For the records that follow, return only the count of lines containing the string "subtitle".

Entries shown
# # # #

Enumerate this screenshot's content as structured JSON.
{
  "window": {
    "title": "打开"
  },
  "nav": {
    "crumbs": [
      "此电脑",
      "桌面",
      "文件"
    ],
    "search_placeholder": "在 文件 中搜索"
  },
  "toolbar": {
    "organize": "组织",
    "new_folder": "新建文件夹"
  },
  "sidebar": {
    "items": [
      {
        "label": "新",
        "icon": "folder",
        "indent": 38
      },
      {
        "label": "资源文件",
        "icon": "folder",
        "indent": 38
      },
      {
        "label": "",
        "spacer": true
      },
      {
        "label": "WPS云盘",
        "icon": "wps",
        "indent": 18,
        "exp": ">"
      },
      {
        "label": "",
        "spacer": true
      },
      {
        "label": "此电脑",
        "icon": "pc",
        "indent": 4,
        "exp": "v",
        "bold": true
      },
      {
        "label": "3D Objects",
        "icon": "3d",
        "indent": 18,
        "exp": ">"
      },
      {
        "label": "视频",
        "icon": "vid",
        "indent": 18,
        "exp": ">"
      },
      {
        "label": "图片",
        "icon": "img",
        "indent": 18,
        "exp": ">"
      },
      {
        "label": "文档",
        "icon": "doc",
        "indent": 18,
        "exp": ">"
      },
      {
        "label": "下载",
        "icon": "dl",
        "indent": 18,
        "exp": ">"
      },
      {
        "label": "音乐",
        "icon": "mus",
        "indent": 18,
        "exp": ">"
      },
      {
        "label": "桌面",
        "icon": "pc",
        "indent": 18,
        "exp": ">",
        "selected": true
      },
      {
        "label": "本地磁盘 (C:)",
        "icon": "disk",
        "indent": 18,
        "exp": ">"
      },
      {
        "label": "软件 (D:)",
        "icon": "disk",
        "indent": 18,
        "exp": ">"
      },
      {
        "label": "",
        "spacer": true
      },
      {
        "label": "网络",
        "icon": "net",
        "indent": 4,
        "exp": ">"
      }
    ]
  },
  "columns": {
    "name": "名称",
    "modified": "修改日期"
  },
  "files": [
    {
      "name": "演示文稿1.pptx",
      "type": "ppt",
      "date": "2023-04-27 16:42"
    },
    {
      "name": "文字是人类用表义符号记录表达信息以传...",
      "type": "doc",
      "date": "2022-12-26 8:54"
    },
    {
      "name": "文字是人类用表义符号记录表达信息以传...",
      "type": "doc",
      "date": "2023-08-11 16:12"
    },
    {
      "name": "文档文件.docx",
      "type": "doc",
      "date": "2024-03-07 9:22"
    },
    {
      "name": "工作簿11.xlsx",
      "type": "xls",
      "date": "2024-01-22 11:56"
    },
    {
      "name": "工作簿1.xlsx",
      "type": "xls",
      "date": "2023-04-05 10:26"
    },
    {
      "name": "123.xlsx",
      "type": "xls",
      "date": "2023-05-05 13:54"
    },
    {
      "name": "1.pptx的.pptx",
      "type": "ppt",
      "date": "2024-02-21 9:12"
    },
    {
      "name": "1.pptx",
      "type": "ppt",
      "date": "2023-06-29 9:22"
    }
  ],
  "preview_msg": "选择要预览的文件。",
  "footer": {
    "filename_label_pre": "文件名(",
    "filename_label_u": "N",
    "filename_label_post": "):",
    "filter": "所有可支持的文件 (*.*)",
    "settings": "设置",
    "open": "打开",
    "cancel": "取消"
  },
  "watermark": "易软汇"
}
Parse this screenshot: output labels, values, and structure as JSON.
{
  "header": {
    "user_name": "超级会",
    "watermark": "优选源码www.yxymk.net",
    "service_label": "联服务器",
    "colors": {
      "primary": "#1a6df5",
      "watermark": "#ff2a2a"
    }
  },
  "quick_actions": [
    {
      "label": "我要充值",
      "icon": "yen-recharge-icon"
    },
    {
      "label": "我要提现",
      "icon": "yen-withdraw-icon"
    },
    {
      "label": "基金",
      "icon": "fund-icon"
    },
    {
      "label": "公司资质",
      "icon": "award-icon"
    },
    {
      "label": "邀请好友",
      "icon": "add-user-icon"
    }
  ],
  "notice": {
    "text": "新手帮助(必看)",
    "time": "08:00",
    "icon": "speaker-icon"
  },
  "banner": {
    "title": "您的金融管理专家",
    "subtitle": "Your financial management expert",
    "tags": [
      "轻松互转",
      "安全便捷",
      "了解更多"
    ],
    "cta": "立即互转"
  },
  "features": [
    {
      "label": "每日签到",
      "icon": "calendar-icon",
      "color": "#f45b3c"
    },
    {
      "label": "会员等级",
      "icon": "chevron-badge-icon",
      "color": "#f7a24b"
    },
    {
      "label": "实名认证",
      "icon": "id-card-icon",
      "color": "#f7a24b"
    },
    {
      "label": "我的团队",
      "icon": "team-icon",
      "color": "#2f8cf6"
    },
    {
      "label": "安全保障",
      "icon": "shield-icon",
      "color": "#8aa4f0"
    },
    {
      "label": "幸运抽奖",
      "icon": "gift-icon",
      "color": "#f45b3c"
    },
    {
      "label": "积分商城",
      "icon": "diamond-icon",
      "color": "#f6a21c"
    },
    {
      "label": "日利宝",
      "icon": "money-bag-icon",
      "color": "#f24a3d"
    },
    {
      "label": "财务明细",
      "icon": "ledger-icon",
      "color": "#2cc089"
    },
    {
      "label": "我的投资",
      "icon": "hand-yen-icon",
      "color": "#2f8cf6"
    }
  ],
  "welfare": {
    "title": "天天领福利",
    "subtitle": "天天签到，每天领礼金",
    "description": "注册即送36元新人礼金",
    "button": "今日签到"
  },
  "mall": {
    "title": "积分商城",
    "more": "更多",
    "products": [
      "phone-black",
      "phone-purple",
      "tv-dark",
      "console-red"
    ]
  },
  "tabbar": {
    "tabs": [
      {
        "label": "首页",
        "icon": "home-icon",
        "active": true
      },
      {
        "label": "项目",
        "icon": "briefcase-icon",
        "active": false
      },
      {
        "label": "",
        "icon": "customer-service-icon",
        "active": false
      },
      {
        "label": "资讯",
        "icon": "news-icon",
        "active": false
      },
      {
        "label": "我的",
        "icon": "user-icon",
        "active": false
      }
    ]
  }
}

# # # #

Full solution
2